Produce an exact copy of the lines from the line that contains "Extract all readable text from this page." to the end of the listing below.

______________________________

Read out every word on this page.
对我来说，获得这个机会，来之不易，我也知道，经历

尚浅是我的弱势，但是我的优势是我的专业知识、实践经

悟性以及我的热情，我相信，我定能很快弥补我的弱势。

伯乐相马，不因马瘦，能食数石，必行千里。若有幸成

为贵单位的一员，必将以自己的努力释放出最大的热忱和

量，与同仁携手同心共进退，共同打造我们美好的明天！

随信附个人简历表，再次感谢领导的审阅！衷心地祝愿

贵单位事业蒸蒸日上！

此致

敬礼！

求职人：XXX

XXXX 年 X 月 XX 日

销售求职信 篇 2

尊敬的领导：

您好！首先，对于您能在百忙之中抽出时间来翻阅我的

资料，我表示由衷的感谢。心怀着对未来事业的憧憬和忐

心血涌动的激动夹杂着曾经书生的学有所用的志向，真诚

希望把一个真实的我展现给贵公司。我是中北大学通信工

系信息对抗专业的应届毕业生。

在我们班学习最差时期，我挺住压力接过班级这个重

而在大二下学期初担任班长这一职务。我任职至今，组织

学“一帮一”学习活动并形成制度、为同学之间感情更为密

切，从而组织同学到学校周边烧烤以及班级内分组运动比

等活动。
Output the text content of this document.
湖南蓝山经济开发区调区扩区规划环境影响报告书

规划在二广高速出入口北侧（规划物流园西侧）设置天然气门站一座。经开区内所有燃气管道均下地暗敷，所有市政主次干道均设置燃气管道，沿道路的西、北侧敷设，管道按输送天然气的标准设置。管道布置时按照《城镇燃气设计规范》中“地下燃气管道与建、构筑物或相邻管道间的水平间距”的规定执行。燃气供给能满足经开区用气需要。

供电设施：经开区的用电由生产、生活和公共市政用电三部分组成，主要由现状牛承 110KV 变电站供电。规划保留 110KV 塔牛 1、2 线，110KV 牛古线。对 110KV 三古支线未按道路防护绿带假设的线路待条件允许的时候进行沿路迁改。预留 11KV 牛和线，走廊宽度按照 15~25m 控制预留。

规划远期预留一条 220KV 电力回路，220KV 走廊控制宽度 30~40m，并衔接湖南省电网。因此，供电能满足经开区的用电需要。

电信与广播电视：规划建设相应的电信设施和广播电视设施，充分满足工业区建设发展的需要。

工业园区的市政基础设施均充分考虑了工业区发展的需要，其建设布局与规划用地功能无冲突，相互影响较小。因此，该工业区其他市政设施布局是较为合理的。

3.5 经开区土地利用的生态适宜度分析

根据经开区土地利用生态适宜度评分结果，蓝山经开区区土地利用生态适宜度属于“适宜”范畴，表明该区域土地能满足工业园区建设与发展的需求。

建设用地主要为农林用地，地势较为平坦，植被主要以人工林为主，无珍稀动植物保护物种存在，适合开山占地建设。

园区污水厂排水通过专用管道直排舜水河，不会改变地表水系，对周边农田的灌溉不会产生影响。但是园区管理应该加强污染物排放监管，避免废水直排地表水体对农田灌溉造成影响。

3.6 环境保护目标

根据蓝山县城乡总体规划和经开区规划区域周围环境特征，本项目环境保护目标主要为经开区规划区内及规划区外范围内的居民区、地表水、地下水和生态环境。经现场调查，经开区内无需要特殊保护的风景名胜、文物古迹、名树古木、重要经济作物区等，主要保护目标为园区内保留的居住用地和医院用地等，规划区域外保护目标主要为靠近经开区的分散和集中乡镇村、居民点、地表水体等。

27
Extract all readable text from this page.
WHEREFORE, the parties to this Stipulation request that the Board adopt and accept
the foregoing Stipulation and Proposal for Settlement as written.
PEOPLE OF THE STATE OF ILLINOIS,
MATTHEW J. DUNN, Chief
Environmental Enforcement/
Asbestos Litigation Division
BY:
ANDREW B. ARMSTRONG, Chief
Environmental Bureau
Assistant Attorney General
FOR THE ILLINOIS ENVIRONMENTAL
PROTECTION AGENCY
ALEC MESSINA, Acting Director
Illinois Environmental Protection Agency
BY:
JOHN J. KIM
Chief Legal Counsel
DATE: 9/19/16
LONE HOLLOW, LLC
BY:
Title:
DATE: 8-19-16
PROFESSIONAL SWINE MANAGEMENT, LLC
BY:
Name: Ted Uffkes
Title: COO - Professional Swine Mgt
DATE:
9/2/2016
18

______________________________

_Worked solution_
Extract all readable text from this page.
WHEREFORE, the parties to this Stipulation request that the Board adopt and accept
the foregoing Stipulation and Proposal for Settlement as written.
PEOPLE OF THE STATE OF ILLINOIS,
MATTHEW J. DUNN, Chief
Environmental Enforcement/
Asbestos Litigation Division
BY:
ANDREW B. ARMSTRONG, Chief
Environmental Bureau
Assistant Attorney General
FOR THE ILLINOIS ENVIRONMENTAL
PROTECTION AGENCY
ALEC MESSINA, Acting Director
Illinois Environmental Protection Agency
BY:
JOHN J. KIM
Chief Legal Counsel
DATE: 9/19/16
LONE HOLLOW, LLC
BY:
Title:
DATE: 8-19-16
PROFESSIONAL SWINE MANAGEMENT, LLC
BY:
Name: Ted Uffkes
Title: COO - Professional Swine Mgt
DATE:
9/2/2016
18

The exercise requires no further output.